[Exercise] Gather the lines that hold the string "text".

§

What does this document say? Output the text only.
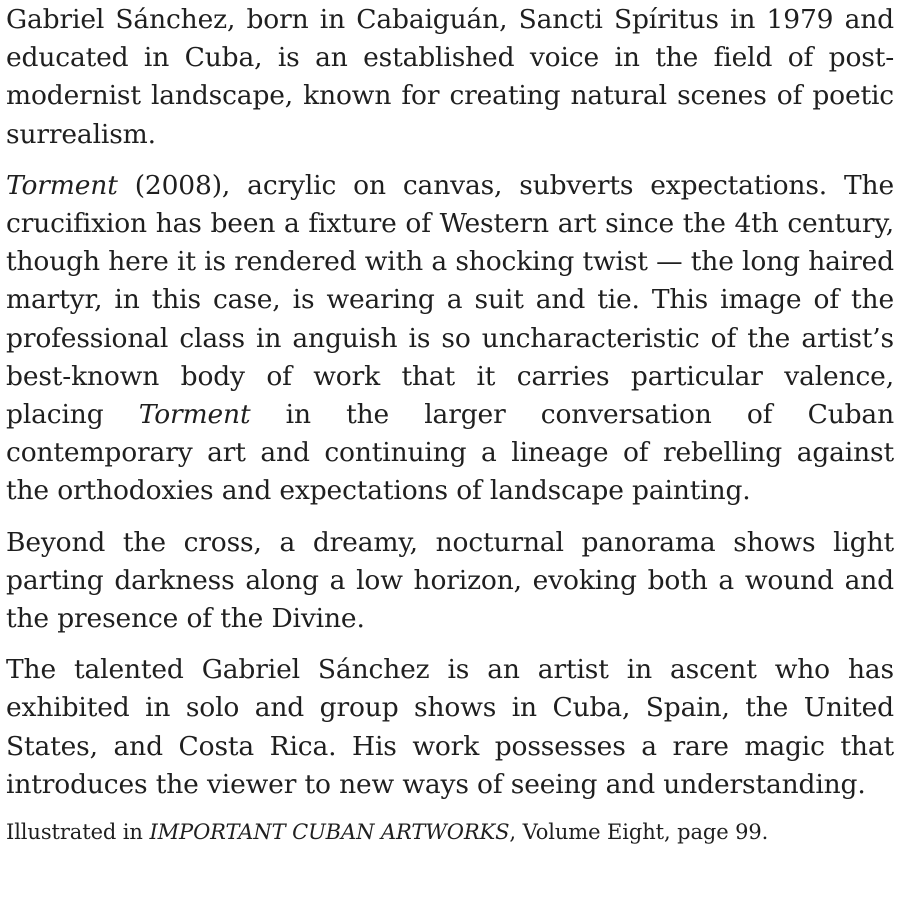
Gabriel Sánchez, born in Cabaiguán, Sancti Spíritus in 1979 and educated in Cuba, is an established voice in the field of post-modernist landscape, known for creating natural scenes of poetic surrealism.

Torment (2008), acrylic on canvas, subverts expectations. The crucifixion has been a fixture of Western art since the 4th century, though here it is rendered with a shocking twist — the long haired martyr, in this case, is wearing a suit and tie. This image of the professional class in anguish is so uncharacteristic of the artist’s best-known body of work that it carries particular valence, placing Torment in the larger conversation of Cuban contemporary art and continuing a lineage of rebelling against the orthodoxies and expectations of landscape painting.

Beyond the cross, a dreamy, nocturnal panorama shows light parting darkness along a low horizon, evoking both a wound and the presence of the Divine.

The talented Gabriel Sánchez is an artist in ascent who has exhibited in solo and group shows in Cuba, Spain, the United States, and Costa Rica. His work possesses a rare magic that introduces the viewer to new ways of seeing and understanding.

Illustrated in IMPORTANT CUBAN ARTWORKS, Volume Eight, page 99.
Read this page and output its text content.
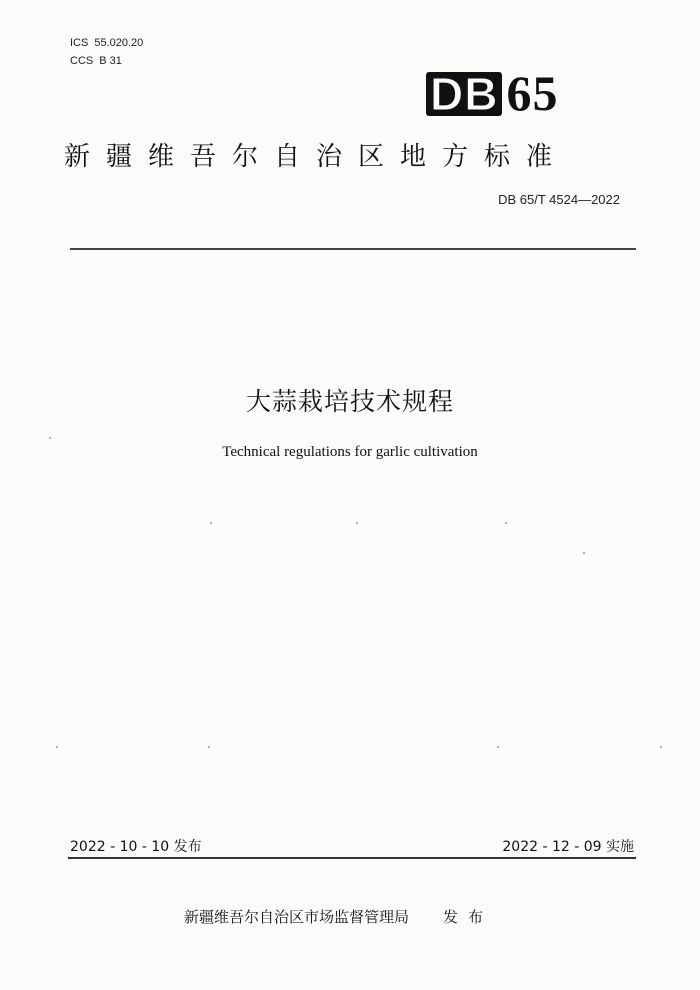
ICS 55.020.20
CCS B 31
DB 65
新疆维吾尔自治区地方标准
DB 65/T 4524—2022
大蒜栽培技术规程
Technical regulations for garlic cultivation
2022 - 10 - 10 发布	2022 - 12 - 09 实施
新疆维吾尔自治区市场监督管理局 发布
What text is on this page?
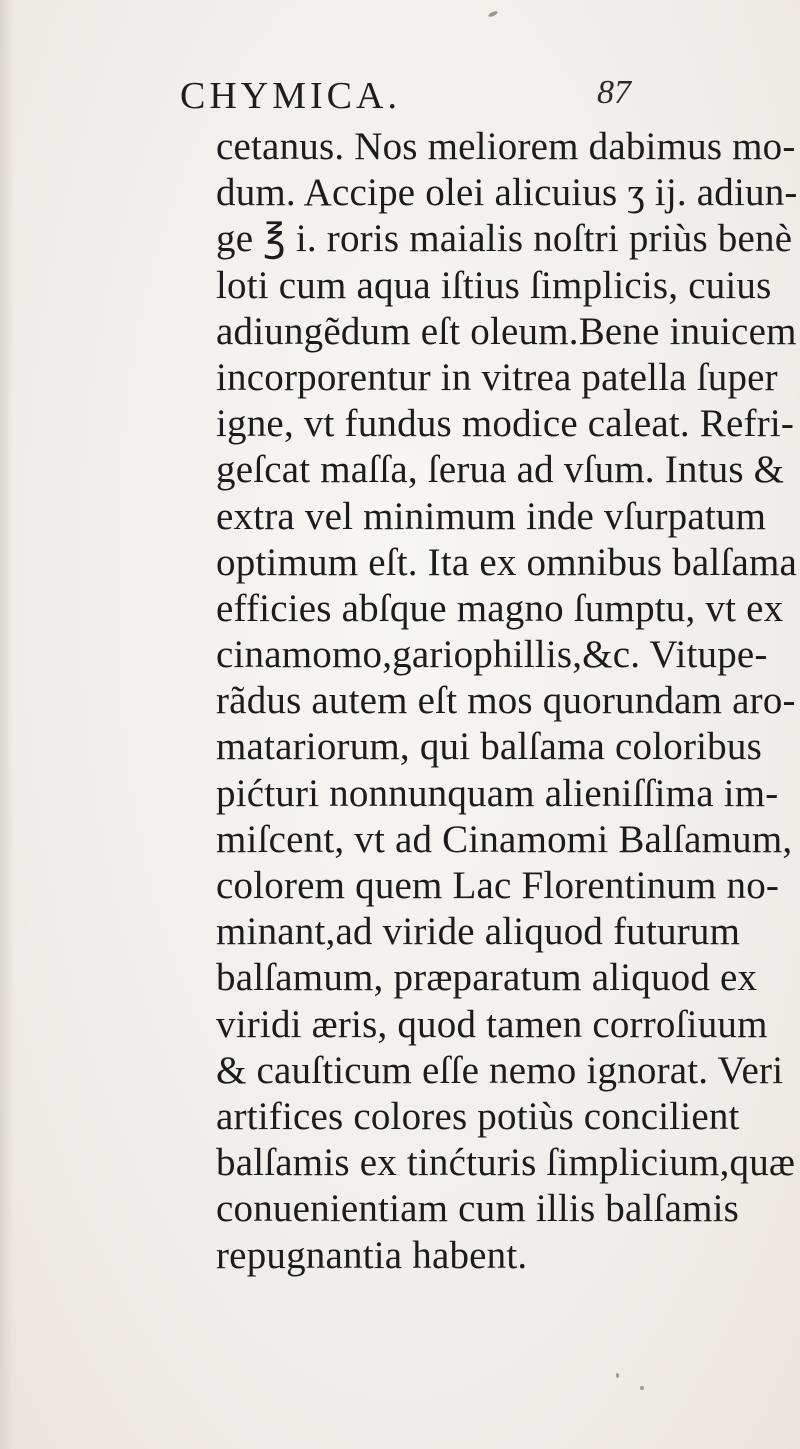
CHYMICA.	87
cetanus. Nos meliorem dabimus mo-
dum. Accipe olei alicuius ʒ ij. adiun-
ge ℥ i. roris maialis noſtri priùs benè
loti cum aqua iſtius ſimplicis, cuius
adiungẽdum eſt oleum.Bene inuicem
incorporentur in vitrea patella ſuper
igne, vt fundus modice caleat. Refri-
geſcat maſſa, ſerua ad vſum. Intus &
extra vel minimum inde vſurpatum
optimum eſt. Ita ex omnibus balſama
efficies abſque magno ſumptu, vt ex
cinamomo,gariophillis,&c. Vitupe-
rãdus autem eſt mos quorundam aro-
matariorum, qui balſama coloribus
pićturi nonnunquam alieniſſima im-
miſcent, vt ad Cinamomi Balſamum,
colorem quem Lac Florentinum no-
minant,ad viride aliquod futurum
balſamum, præparatum aliquod ex
viridi æris, quod tamen corroſiuum
& cauſticum eſſe nemo ignorat. Veri
artifices colores potiùs concilient
balſamis ex tinćturis ſimplicium,quæ
conuenientiam cum illis balſamis
repugnantia habent.
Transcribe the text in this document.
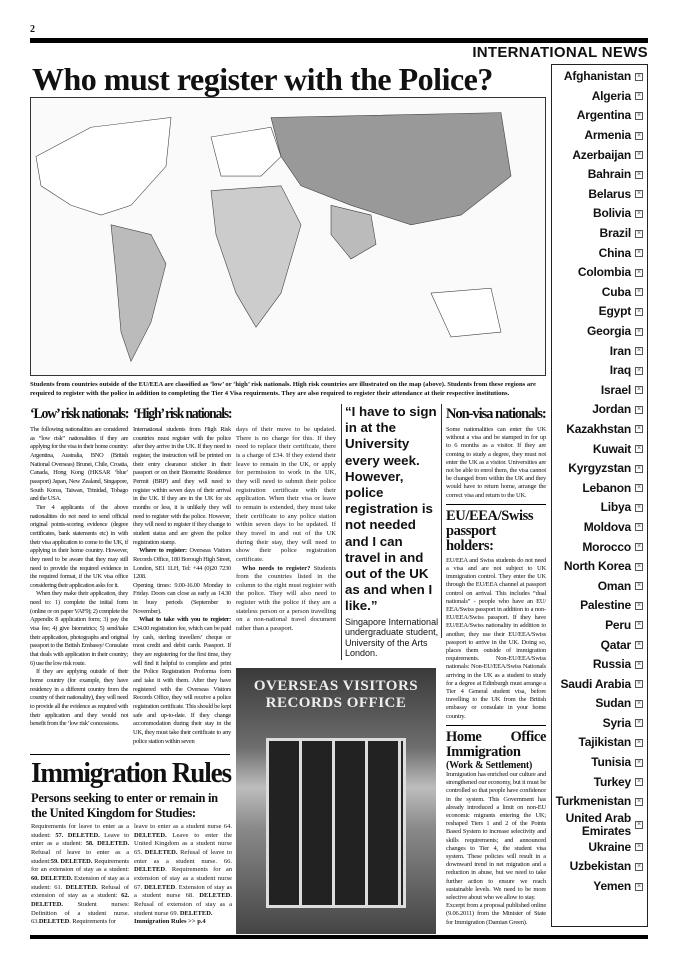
2
INTERNATIONAL NEWS
Who must register with the Police?
Students from countries outside of the EU/EEA are classified as ‘low’ or ‘high’ risk nationals. High risk countries are illustrated on the map (above). Students from these regions are required to register with the police in addition to completing the Tier 4 Visa requirments. They are also required to register their attendance at their respective institutions.
Afghanistan ×
Algeria ×
Argentina ×
Armenia ×
Azerbaijan ×
Bahrain ×
Belarus ×
Bolivia ×
Brazil ×
China ×
Colombia ×
Cuba ×
Egypt ×
Georgia ×
Iran ×
Iraq ×
Israel ×
Jordan ×
Kazakhstan ×
Kuwait ×
Kyrgyzstan ×
Lebanon ×
Libya ×
Moldova ×
Morocco ×
North Korea ×
Oman ×
Palestine ×
Peru ×
Qatar ×
Russia ×
Saudi Arabia ×
Sudan ×
Syria ×
Tajikistan ×
Tunisia ×
Turkey ×
Turkmenistan ×
United Arab Emirates ×
Ukraine ×
Uzbekistan ×
Yemen ×
‘Low’ risk nationals:

The following nationalities are considered as “low risk” nationalities if they are applying for the visa in their home country: Argentina, Australia, BNO (British National Overseas) Brunei, Chile, Croatia, Canada, Hong Kong (HKSAR ‘blue’ passport) Japan, New Zealand, Singapore, South Korea, Taiwan, Trinidad, Tobago and the USA.

Tier 4 applicants of the above nationalities do not need to send official original points-scoring evidence (degree certificates, bank statements etc) in with their visa application to come to the UK, if applying in their home country. However, they need to be aware that they may still need to provide the required evidence in the required format, if the UK visa office considering their application asks for it.

When they make their application, they need to: 1) complete the initial form (online or on paper VAF9); 2) complete the Appendix 8 application form; 3) pay the visa fee; 4) give biometrics; 5) send/take their application, photographs and original passport to the British Embassy/ Consulate that deals with application in their country; 6) use the low risk route.

If they are applying outside of their home country (for example, they have residency in a different country from the country of their nationality), they will need to provide all the evidence as required with their application and they would not benefit from the ‘low risk’ concessions.

‘High’ risk nationals:

International students from High Risk countries must register with the police after they arrive in the UK. If they need to register, the instruction will be printed on their entry clearance sticker in their passport or on their Biometric Residence Permit (BRP) and they will need to register within seven days of their arrival in the UK. If they are in the UK for six months or less, it is unlikely they will need to register with the police. However, they will need to register if they change to student status and are given the police registration stamp.

Where to register: Overseas Visitors Records Office, 180 Borough High Street, London, SE1 1LH, Tel: +44 (0)20 7230 1208.

Opening times: 9.00-16.00 Monday to Friday. Doors can close as early as 14.30 in busy periods (September to November).

What to take with you to register: £34.00 registration fee, which can be paid by cash, sterling travellers’ cheque or most credit and debit cards. Passport. If they are registering for the first time, they will find it helpful to complete and print the Police Registration Proforma form and take it with them. After they have registered with the Overseas Visitors Records Office, they will receive a police registration certificate. This should be kept safe and up-to-date. If they change accommodation during their stay in the UK, they must take their certificate to any police station within seven

days of their move to be updated. There is no charge for this. If they need to replace their certificate, there is a charge of £34. If they extend their leave to remain in the UK, or apply for permission to work in the UK, they will need to submit their police registration certificate with their application. When their visa or leave to remain is extended, they must take their certificate to any police station within seven days to be updated. If they travel in and out of the UK during their stay, they will need to show their police registration certificate.

Who needs to register? Students from the countries listed in the column to the right must register with the police. They will also need to register with the police if they are a stateless person or a person travelling on a non-national travel document rather than a passport.

“I have to sign in at the University every week. However, police registration is not needed and I can travel in and out of the UK as and when I like.”
Singapore International undergraduate student, University of the Arts London.
OVERSEAS VISITORS RECORDS OFFICE
Immigration Rules
Persons seeking to enter or remain in the United Kingdom for Studies:
Requirements for leave to enter as a student: 57. DELETED. Leave to enter as a student: 58. DELETED. Refusal of leave to enter as a student:59. DELETED. Requirements for an extension of stay as a student: 60. DELETED. Extension of stay as a student: 61. DELETED. Refusal of extension of stay as a student: 62. DELETED. Student nurses: Definition of a student nurse. 63.DELETED. Requirements for
leave to enter as a student nurse 64. DELETED. Leave to enter the United Kingdom as a student nurse 65. DELETED. Refusal of leave to enter as a student nurse. 66. DELETED. Requirements for an extension of stay as a student nurse 67. DELETED. Extension of stay as a student nurse 68. DELETED. Refusal of extension of stay as a student nurse 69. DELETED.
Immigration Rules >> p.4
Non-visa nationals:

Some nationalities can enter the UK without a visa and be stamped in for up to 6 months as a visitor. If they are coming to study a degree, they must not enter the UK as a visitor. Universities are not be able to enrol them, the visa cannot be changed from within the UK and they would have to return home, arrange the correct visa and return to the UK.

EU/EEA/Swiss passport holders:

EU/EEA and Swiss students do not need a visa and are not subject to UK immigration control. They enter the UK through the EU/EEA channel at passport control on arrival. This includes “dual nationals” - people who have an EU/ EEA/Swiss passport in addition to a non-EU/EEA/Swiss passport. If they have EU/EEA/Swiss nationality in addition to another, they use their EU/EEA/Swiss passport to arrive in the UK. Doing so, places them outside of immigration requirements. Non-EU/EEA/Swiss nationals: Non-EU/EEA/Swiss Nationals arriving in the UK as a student to study for a degree at Edinburgh must arrange a Tier 4 General student visa, before travelling to the UK from the British embassy or consulate in your home country.

Home Office Immigration
(Work & Settlement)

Immigration has enriched our culture and strengthened our economy, but it must be controlled so that people have confidence in the system. This Government has already introduced a limit on non-EU economic migrants entering the UK; reshaped Tiers 1 and 2 of the Points Based System to increase selectivity and skills requirements; and announced changes to Tier 4, the student visa system. These policies will result in a downward trend in net migration and a reduction in abuse, but we need to take further action to ensure we reach sustainable levels. We need to be more selective about who we allow to stay.

Excerpt from a proposal published online (9.06.2011) from the Minister of State for Immigration (Damian Green).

§

[The result]
What does this document say? Output the text only.
Read this page and output its text content.
What text is on this page?
Transcribe the text in this document.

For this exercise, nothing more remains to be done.